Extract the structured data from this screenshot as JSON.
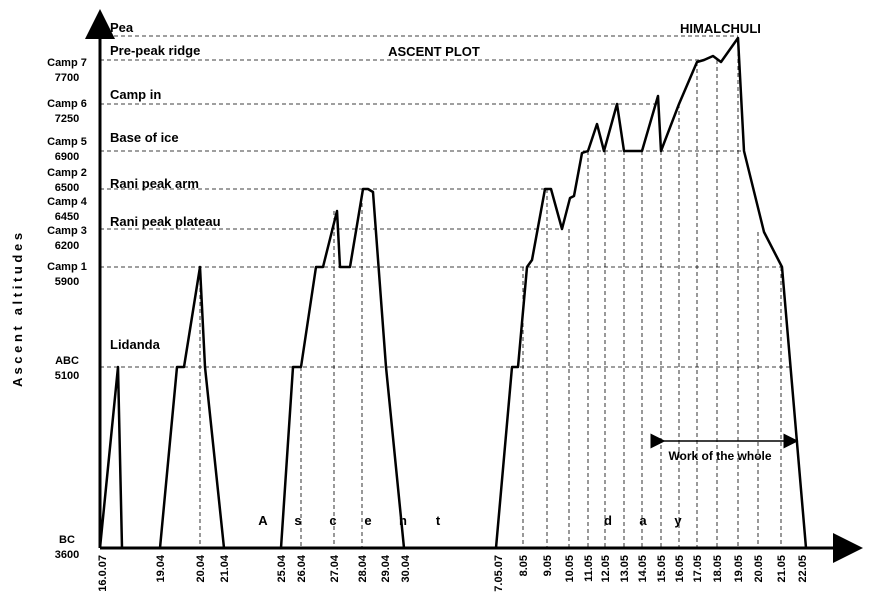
{
  "title": "ASCENT PLOT",
  "peak": "HIMALCHULI",
  "y_axis_title": "A s c e n t   a l t i t u d e s",
  "x_axis_letters": [
    "A",
    "s",
    "c",
    "e",
    "n",
    "t",
    "d",
    "a",
    "y"
  ],
  "camps": [
    {
      "name": "Camp 7",
      "altitude": "7700"
    },
    {
      "name": "Camp 6",
      "altitude": "7250"
    },
    {
      "name": "Camp 5",
      "altitude": "6900"
    },
    {
      "name": "Camp 2",
      "altitude": "6500"
    },
    {
      "name": "Camp 4",
      "altitude": "6450"
    },
    {
      "name": "Camp 3",
      "altitude": "6200"
    },
    {
      "name": "Camp 1",
      "altitude": "5900"
    },
    {
      "name": "ABC",
      "altitude": "5100"
    },
    {
      "name": "BC",
      "altitude": "3600"
    }
  ],
  "levels": [
    "Pea",
    "Pre-peak ridge",
    "Camp in",
    "Base of ice",
    "Rani peak arm",
    "Rani peak plateau",
    "Lidanda"
  ],
  "dates": [
    "16.0.07",
    "19.04",
    "20.04",
    "21.04",
    "25.04",
    "26.04",
    "27.04",
    "28.04",
    "29.04",
    "30.04",
    "7.05.07",
    "8.05",
    "9.05",
    "10.05",
    "11.05",
    "12.05",
    "13.05",
    "14.05",
    "15.05",
    "16.05",
    "17.05",
    "18.05",
    "19.05",
    "20.05",
    "21.05",
    "22.05"
  ],
  "annotation": "Work of the whole"
}
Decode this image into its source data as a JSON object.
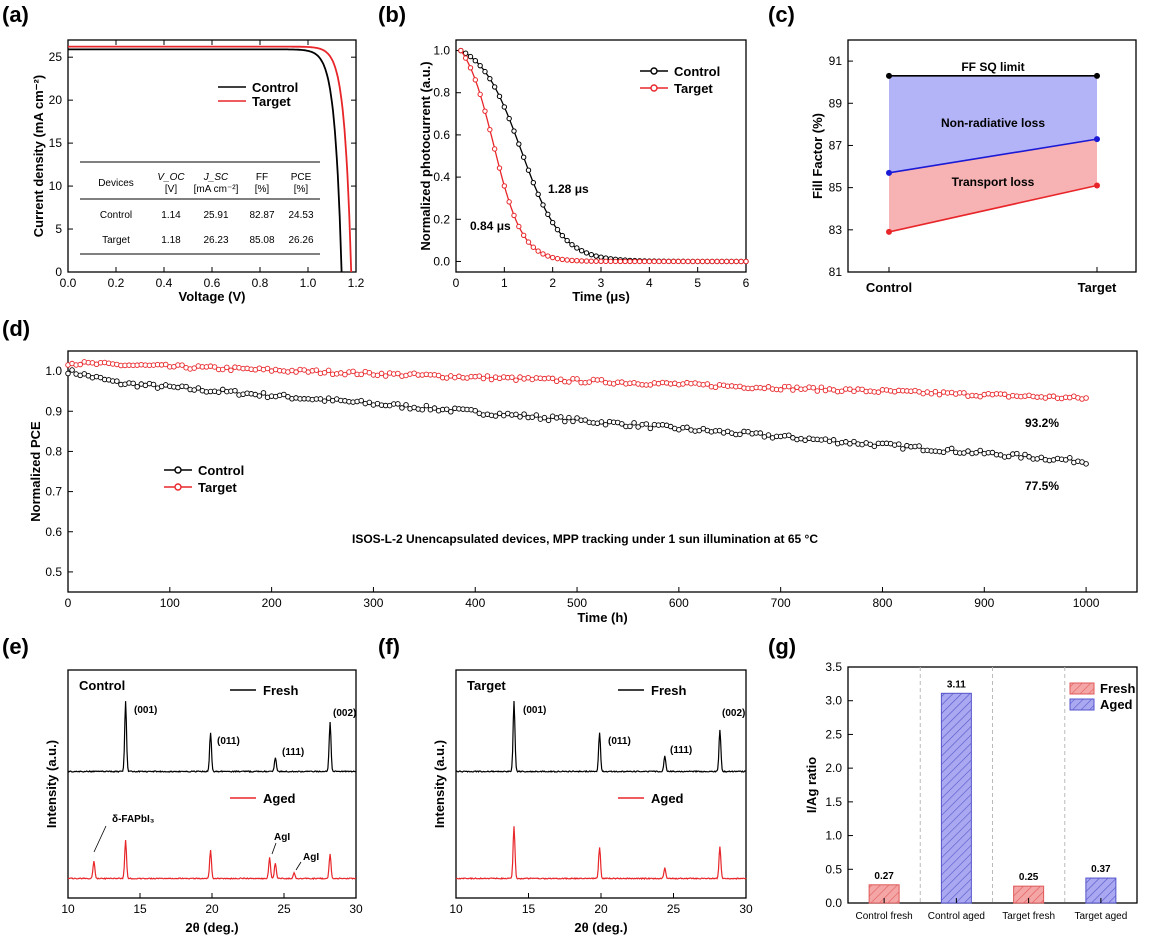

══════════

■ Instruction: Retype the listing exactly. Pictures do not belong in the copy.

■ Expected answer:
Extract the structured data from this screenshot as JSON.
{
  "title": "ASCENT PLOT",
  "peak": "HIMALCHULI",
  "y_axis_title": "A s c e n t   a l t i t u d e s",
  "x_axis_letters": [
    "A",
    "s",
    "c",
    "e",
    "n",
    "t",
    "d",
    "a",
    "y"
  ],
  "camps": [
    {
      "name": "Camp 7",
      "altitude": "7700"
    },
    {
      "name": "Camp 6",
      "altitude": "7250"
    },
    {
      "name": "Camp 5",
      "altitude": "6900"
    },
    {
      "name": "Camp 2",
      "altitude": "6500"
    },
    {
      "name": "Camp 4",
      "altitude": "6450"
    },
    {
      "name": "Camp 3",
      "altitude": "6200"
    },
    {
      "name": "Camp 1",
      "altitude": "5900"
    },
    {
      "name": "ABC",
      "altitude": "5100"
    },
    {
      "name": "BC",
      "altitude": "3600"
    }
  ],
  "levels": [
    "Pea",
    "Pre-peak ridge",
    "Camp in",
    "Base of ice",
    "Rani peak arm",
    "Rani peak plateau",
    "Lidanda"
  ],
  "dates": [
    "16.0.07",
    "19.04",
    "20.04",
    "21.04",
    "25.04",
    "26.04",
    "27.04",
    "28.04",
    "29.04",
    "30.04",
    "7.05.07",
    "8.05",
    "9.05",
    "10.05",
    "11.05",
    "12.05",
    "13.05",
    "14.05",
    "15.05",
    "16.05",
    "17.05",
    "18.05",
    "19.05",
    "20.05",
    "21.05",
    "22.05"
  ],
  "annotation": "Work of the whole"
}
Decode this image into its source data as a JSON object.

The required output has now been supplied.